**YOUR OBJECTIVE**
Every record must be restated exactly. Drop the images.

Extracts from a graphics dataset

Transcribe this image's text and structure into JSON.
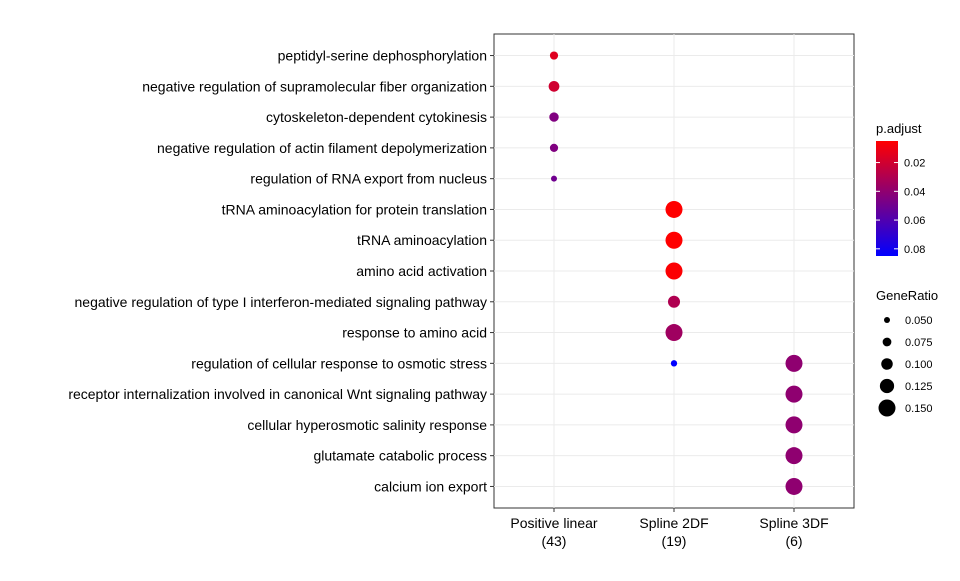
{
  "chart_data": {
    "type": "scatter",
    "title": "",
    "xlabel": "",
    "ylabel": "",
    "categories": [
      {
        "name": "Positive linear",
        "count": "(43)"
      },
      {
        "name": "Spline 2DF",
        "count": "(19)"
      },
      {
        "name": "Spline 3DF",
        "count": "(6)"
      }
    ],
    "terms": [
      "peptidyl-serine dephosphorylation",
      "negative regulation of supramolecular fiber organization",
      "cytoskeleton-dependent cytokinesis",
      "negative regulation of actin filament depolymerization",
      "regulation of RNA export from nucleus",
      "tRNA aminoacylation for protein translation",
      "tRNA aminoacylation",
      "amino acid activation",
      "negative regulation of type I interferon-mediated signaling pathway",
      "response to amino acid",
      "regulation of cellular response to osmotic stress",
      "receptor internalization involved in canonical Wnt signaling pathway",
      "cellular hyperosmotic salinity response",
      "glutamate catabolic process",
      "calcium ion export"
    ],
    "points": [
      {
        "term": "peptidyl-serine dephosphorylation",
        "cluster": "Positive linear",
        "gene_ratio": 0.07,
        "p_adjust": 0.015
      },
      {
        "term": "negative regulation of supramolecular fiber organization",
        "cluster": "Positive linear",
        "gene_ratio": 0.093,
        "p_adjust": 0.02
      },
      {
        "term": "cytoskeleton-dependent cytokinesis",
        "cluster": "Positive linear",
        "gene_ratio": 0.081,
        "p_adjust": 0.045
      },
      {
        "term": "negative regulation of actin filament depolymerization",
        "cluster": "Positive linear",
        "gene_ratio": 0.07,
        "p_adjust": 0.045
      },
      {
        "term": "regulation of RNA export from nucleus",
        "cluster": "Positive linear",
        "gene_ratio": 0.047,
        "p_adjust": 0.05
      },
      {
        "term": "tRNA aminoacylation for protein translation",
        "cluster": "Spline 2DF",
        "gene_ratio": 0.158,
        "p_adjust": 0.005
      },
      {
        "term": "tRNA aminoacylation",
        "cluster": "Spline 2DF",
        "gene_ratio": 0.158,
        "p_adjust": 0.005
      },
      {
        "term": "amino acid activation",
        "cluster": "Spline 2DF",
        "gene_ratio": 0.158,
        "p_adjust": 0.006
      },
      {
        "term": "negative regulation of type I interferon-mediated signaling pathway",
        "cluster": "Spline 2DF",
        "gene_ratio": 0.105,
        "p_adjust": 0.03
      },
      {
        "term": "response to amino acid",
        "cluster": "Spline 2DF",
        "gene_ratio": 0.158,
        "p_adjust": 0.035
      },
      {
        "term": "regulation of cellular response to osmotic stress",
        "cluster": "Spline 2DF",
        "gene_ratio": 0.053,
        "p_adjust": 0.085
      },
      {
        "term": "receptor internalization involved in canonical Wnt signaling pathway",
        "cluster": "Spline 3DF",
        "gene_ratio": 0.167,
        "p_adjust": 0.04
      },
      {
        "term": "regulation of cellular response to osmotic stress",
        "cluster": "Spline 3DF",
        "gene_ratio": 0.167,
        "p_adjust": 0.04
      },
      {
        "term": "cellular hyperosmotic salinity response",
        "cluster": "Spline 3DF",
        "gene_ratio": 0.167,
        "p_adjust": 0.04
      },
      {
        "term": "glutamate catabolic process",
        "cluster": "Spline 3DF",
        "gene_ratio": 0.167,
        "p_adjust": 0.04
      },
      {
        "term": "calcium ion export",
        "cluster": "Spline 3DF",
        "gene_ratio": 0.167,
        "p_adjust": 0.04
      }
    ],
    "color_legend": {
      "title": "p.adjust",
      "ticks": [
        0.02,
        0.04,
        0.06,
        0.08
      ],
      "tick_labels": [
        "0.02",
        "0.04",
        "0.06",
        "0.08"
      ],
      "range": [
        0.005,
        0.085
      ],
      "low_color": "#ff0000",
      "high_color": "#0000ff"
    },
    "size_legend": {
      "title": "GeneRatio",
      "values": [
        0.05,
        0.075,
        0.1,
        0.125,
        0.15
      ],
      "labels": [
        "0.050",
        "0.075",
        "0.100",
        "0.125",
        "0.150"
      ]
    },
    "grid": true,
    "legend_position": "right"
  }
}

**EXERCISE ANSWER**
Transcribe this image's text and structure into JSON.
{
  "chart_data": {
    "type": "scatter",
    "title": "",
    "xlabel": "",
    "ylabel": "",
    "categories": [
      {
        "name": "Positive linear",
        "count": "(43)"
      },
      {
        "name": "Spline 2DF",
        "count": "(19)"
      },
      {
        "name": "Spline 3DF",
        "count": "(6)"
      }
    ],
    "terms": [
      "peptidyl-serine dephosphorylation",
      "negative regulation of supramolecular fiber organization",
      "cytoskeleton-dependent cytokinesis",
      "negative regulation of actin filament depolymerization",
      "regulation of RNA export from nucleus",
      "tRNA aminoacylation for protein translation",
      "tRNA aminoacylation",
      "amino acid activation",
      "negative regulation of type I interferon-mediated signaling pathway",
      "response to amino acid",
      "regulation of cellular response to osmotic stress",
      "receptor internalization involved in canonical Wnt signaling pathway",
      "cellular hyperosmotic salinity response",
      "glutamate catabolic process",
      "calcium ion export"
    ],
    "points": [
      {
        "term": "peptidyl-serine dephosphorylation",
        "cluster": "Positive linear",
        "gene_ratio": 0.07,
        "p_adjust": 0.015
      },
      {
        "term": "negative regulation of supramolecular fiber organization",
        "cluster": "Positive linear",
        "gene_ratio": 0.093,
        "p_adjust": 0.02
      },
      {
        "term": "cytoskeleton-dependent cytokinesis",
        "cluster": "Positive linear",
        "gene_ratio": 0.081,
        "p_adjust": 0.045
      },
      {
        "term": "negative regulation of actin filament depolymerization",
        "cluster": "Positive linear",
        "gene_ratio": 0.07,
        "p_adjust": 0.045
      },
      {
        "term": "regulation of RNA export from nucleus",
        "cluster": "Positive linear",
        "gene_ratio": 0.047,
        "p_adjust": 0.05
      },
      {
        "term": "tRNA aminoacylation for protein translation",
        "cluster": "Spline 2DF",
        "gene_ratio": 0.158,
        "p_adjust": 0.005
      },
      {
        "term": "tRNA aminoacylation",
        "cluster": "Spline 2DF",
        "gene_ratio": 0.158,
        "p_adjust": 0.005
      },
      {
        "term": "amino acid activation",
        "cluster": "Spline 2DF",
        "gene_ratio": 0.158,
        "p_adjust": 0.006
      },
      {
        "term": "negative regulation of type I interferon-mediated signaling pathway",
        "cluster": "Spline 2DF",
        "gene_ratio": 0.105,
        "p_adjust": 0.03
      },
      {
        "term": "response to amino acid",
        "cluster": "Spline 2DF",
        "gene_ratio": 0.158,
        "p_adjust": 0.035
      },
      {
        "term": "regulation of cellular response to osmotic stress",
        "cluster": "Spline 2DF",
        "gene_ratio": 0.053,
        "p_adjust": 0.085
      },
      {
        "term": "receptor internalization involved in canonical Wnt signaling pathway",
        "cluster": "Spline 3DF",
        "gene_ratio": 0.167,
        "p_adjust": 0.04
      },
      {
        "term": "regulation of cellular response to osmotic stress",
        "cluster": "Spline 3DF",
        "gene_ratio": 0.167,
        "p_adjust": 0.04
      },
      {
        "term": "cellular hyperosmotic salinity response",
        "cluster": "Spline 3DF",
        "gene_ratio": 0.167,
        "p_adjust": 0.04
      },
      {
        "term": "glutamate catabolic process",
        "cluster": "Spline 3DF",
        "gene_ratio": 0.167,
        "p_adjust": 0.04
      },
      {
        "term": "calcium ion export",
        "cluster": "Spline 3DF",
        "gene_ratio": 0.167,
        "p_adjust": 0.04
      }
    ],
    "color_legend": {
      "title": "p.adjust",
      "ticks": [
        0.02,
        0.04,
        0.06,
        0.08
      ],
      "tick_labels": [
        "0.02",
        "0.04",
        "0.06",
        "0.08"
      ],
      "range": [
        0.005,
        0.085
      ],
      "low_color": "#ff0000",
      "high_color": "#0000ff"
    },
    "size_legend": {
      "title": "GeneRatio",
      "values": [
        0.05,
        0.075,
        0.1,
        0.125,
        0.15
      ],
      "labels": [
        "0.050",
        "0.075",
        "0.100",
        "0.125",
        "0.150"
      ]
    },
    "grid": true,
    "legend_position": "right"
  }
}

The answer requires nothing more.